• TASK: Repeat the material below word for word and leave out all pictures.

>> Start DATA FOR THE TASK

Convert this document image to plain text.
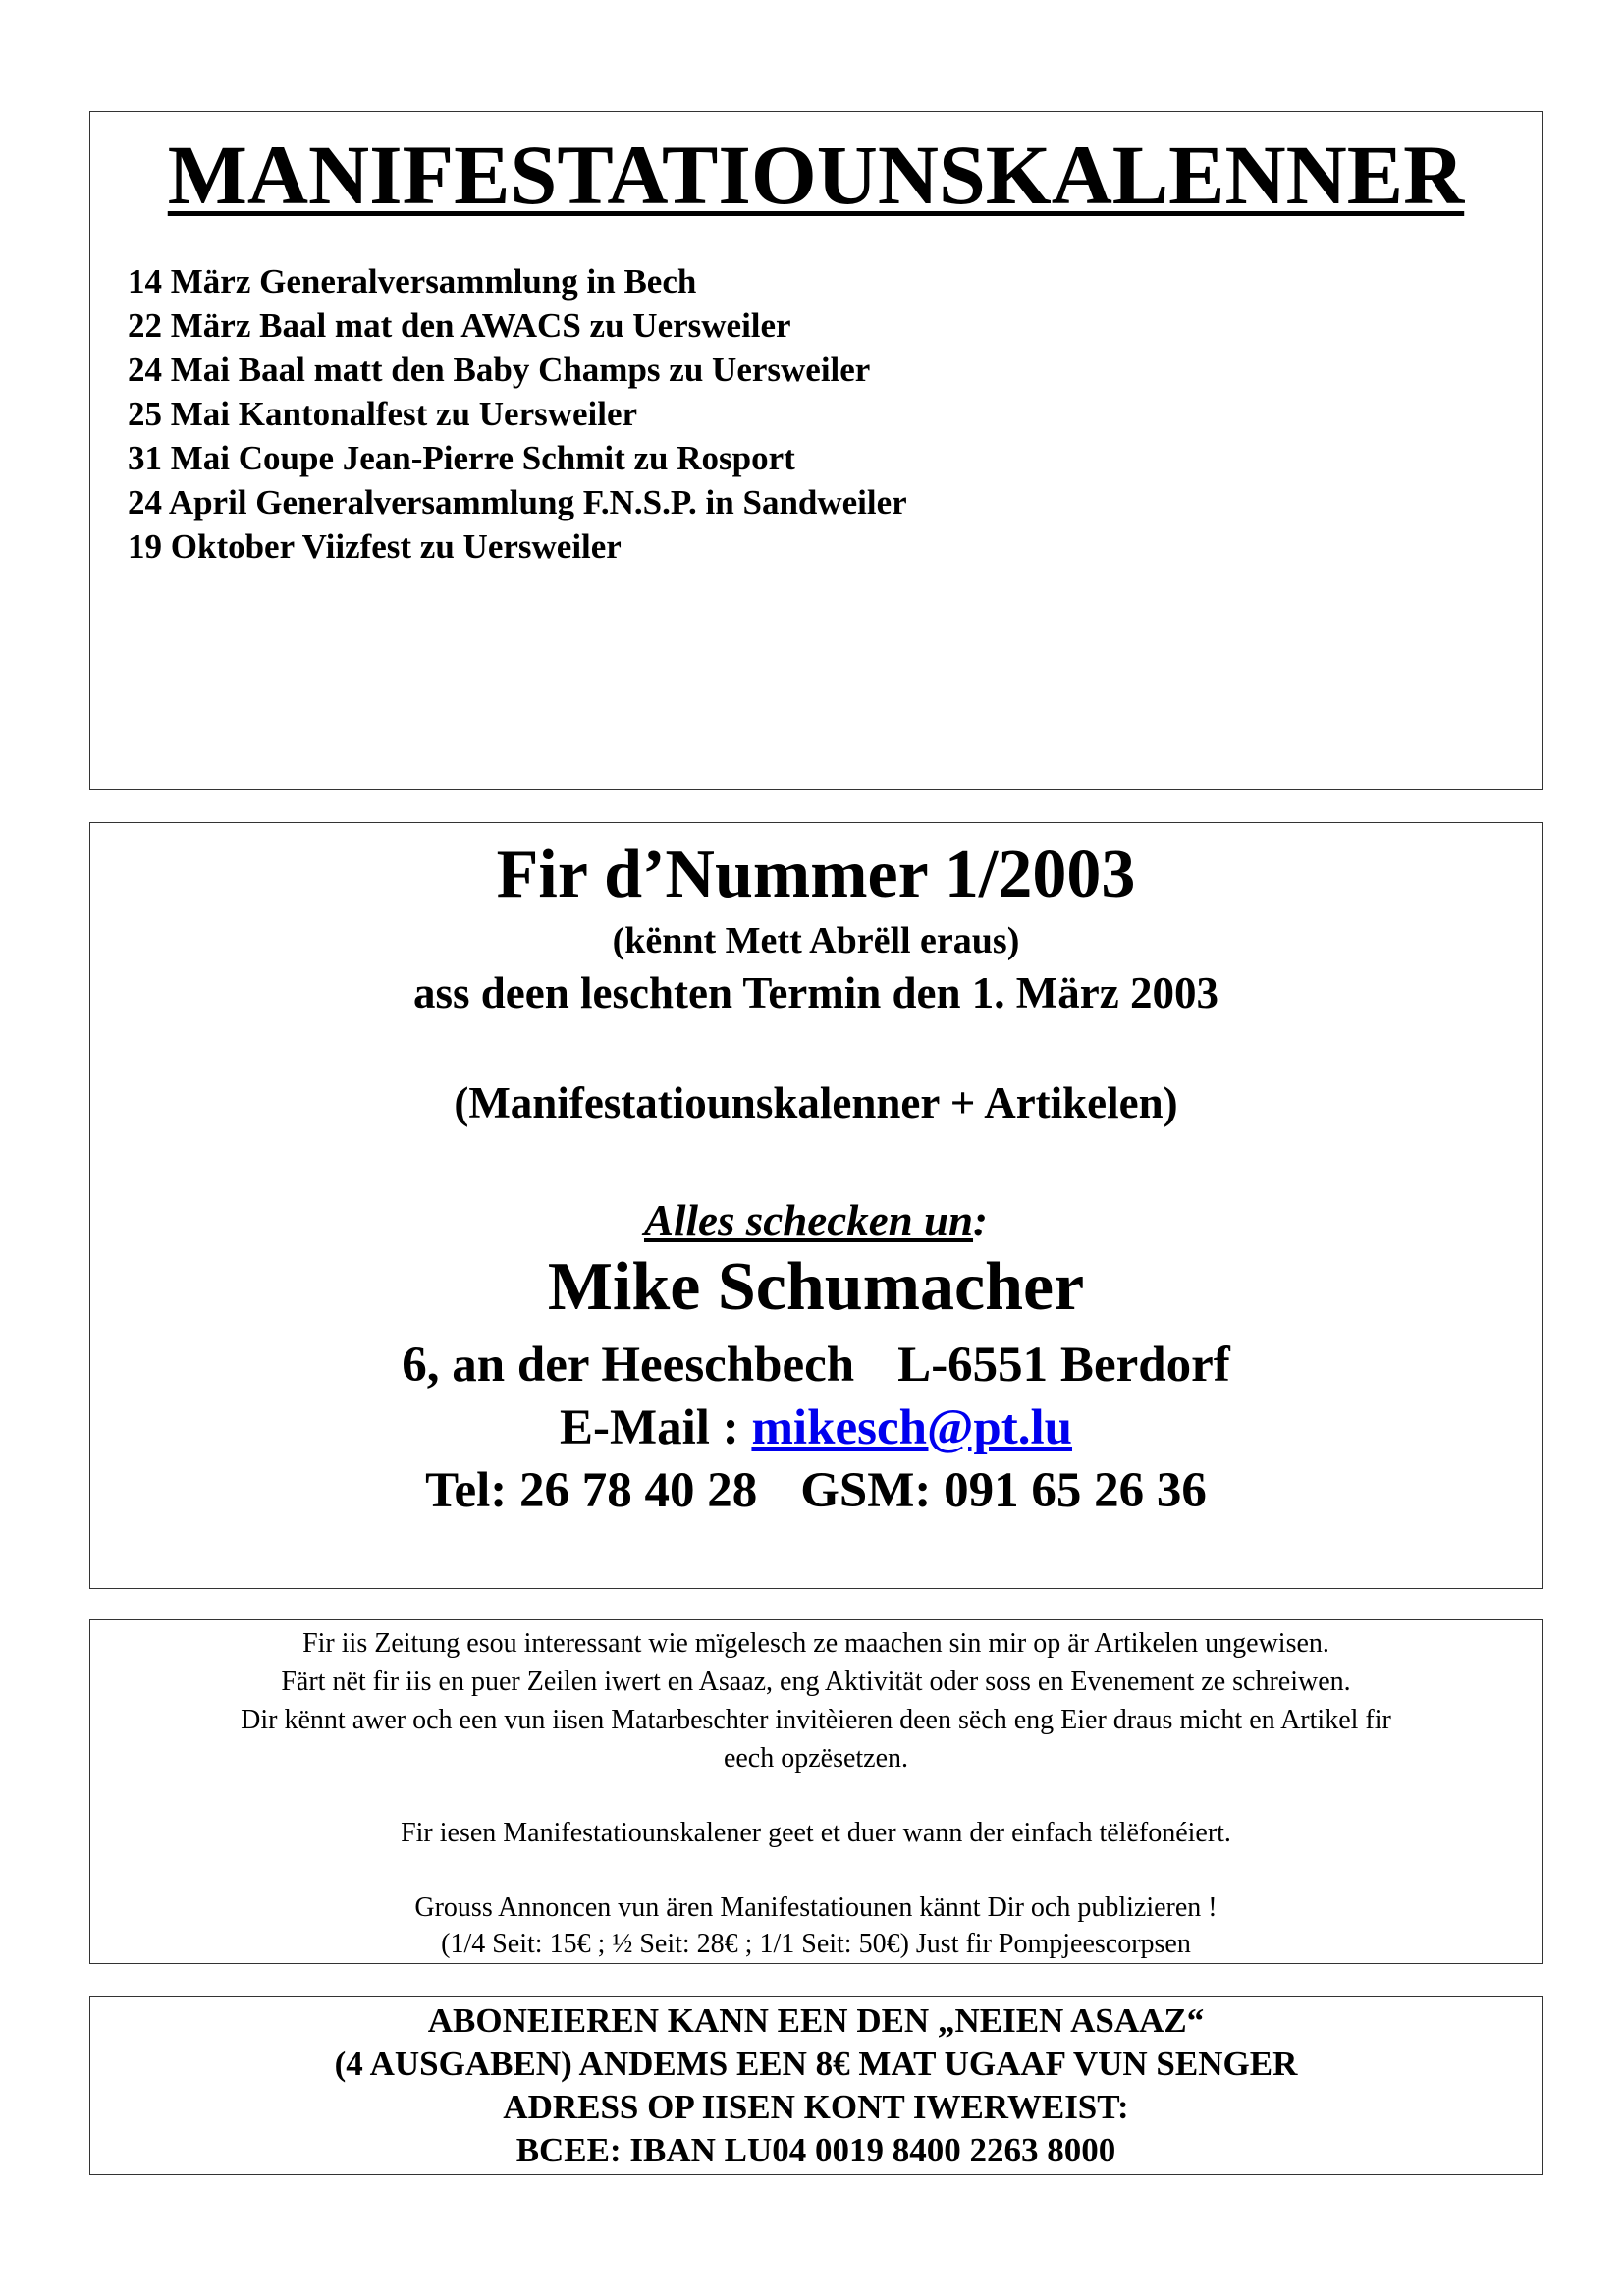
MANIFESTATIOUNSKALENNER
14 März Generalversammlung in Bech
22 März Baal mat den AWACS zu Uersweiler
24 Mai Baal matt den Baby Champs zu Uersweiler
25 Mai Kantonalfest zu Uersweiler
31 Mai Coupe Jean-Pierre Schmit zu Rosport
24 April Generalversammlung F.N.S.P. in Sandweiler
19 Oktober Viizfest zu Uersweiler
Fir d’Nummer 1/2003
(kënnt Mett Abrëll eraus)
ass deen leschten Termin den 1. März 2003
(Manifestatiounskalenner + Artikelen)
Alles schecken un:
Mike Schumacher
6, an der Heeschbech L-6551 Berdorf
E-Mail : mikesch@pt.lu
Tel: 26 78 40 28 GSM: 091 65 26 36
Fir iis Zeitung esou interessant wie mïgelesch ze maachen sin mir op är Artikelen ungewisen.
Färt nët fir iis en puer Zeilen iwert en Asaaz, eng Aktivität oder soss en Evenement ze schreiwen.
Dir kënnt awer och een vun iisen Matarbeschter invitèieren deen sëch eng Eier draus micht en Artikel fir
eech opzësetzen.
Fir iesen Manifestatiounskalener geet et duer wann der einfach tëlëfonéiert.
Grouss Annoncen vun ären Manifestatiounen kännt Dir och publizieren !
(1/4 Seit: 15€ ; ½ Seit: 28€ ; 1/1 Seit: 50€) Just fir Pompjeescorpsen
ABONEIEREN KANN EEN DEN „NEIEN ASAAZ“
(4 AUSGABEN) ANDEMS EEN 8€ MAT UGAAF VUN SENGER
ADRESS OP IISEN KONT IWERWEIST:
BCEE: IBAN LU04 0019 8400 2263 8000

>> End DATA FOR THE TASK

• REPLY:
Convert this document image to plain text.
MANIFESTATIOUNSKALENNER
14 März Generalversammlung in Bech
22 März Baal mat den AWACS zu Uersweiler
24 Mai Baal matt den Baby Champs zu Uersweiler
25 Mai Kantonalfest zu Uersweiler
31 Mai Coupe Jean-Pierre Schmit zu Rosport
24 April Generalversammlung F.N.S.P. in Sandweiler
19 Oktober Viizfest zu Uersweiler
Fir d’Nummer 1/2003
(kënnt Mett Abrëll eraus)
ass deen leschten Termin den 1. März 2003
(Manifestatiounskalenner + Artikelen)
Alles schecken un:
Mike Schumacher
6, an der Heeschbech L-6551 Berdorf
E-Mail : mikesch@pt.lu
Tel: 26 78 40 28 GSM: 091 65 26 36
Fir iis Zeitung esou interessant wie mïgelesch ze maachen sin mir op är Artikelen ungewisen.
Färt nët fir iis en puer Zeilen iwert en Asaaz, eng Aktivität oder soss en Evenement ze schreiwen.
Dir kënnt awer och een vun iisen Matarbeschter invitèieren deen sëch eng Eier draus micht en Artikel fir
eech opzësetzen.
Fir iesen Manifestatiounskalener geet et duer wann der einfach tëlëfonéiert.
Grouss Annoncen vun ären Manifestatiounen kännt Dir och publizieren !
(1/4 Seit: 15€ ; ½ Seit: 28€ ; 1/1 Seit: 50€) Just fir Pompjeescorpsen
ABONEIEREN KANN EEN DEN „NEIEN ASAAZ“
(4 AUSGABEN) ANDEMS EEN 8€ MAT UGAAF VUN SENGER
ADRESS OP IISEN KONT IWERWEIST:
BCEE: IBAN LU04 0019 8400 2263 8000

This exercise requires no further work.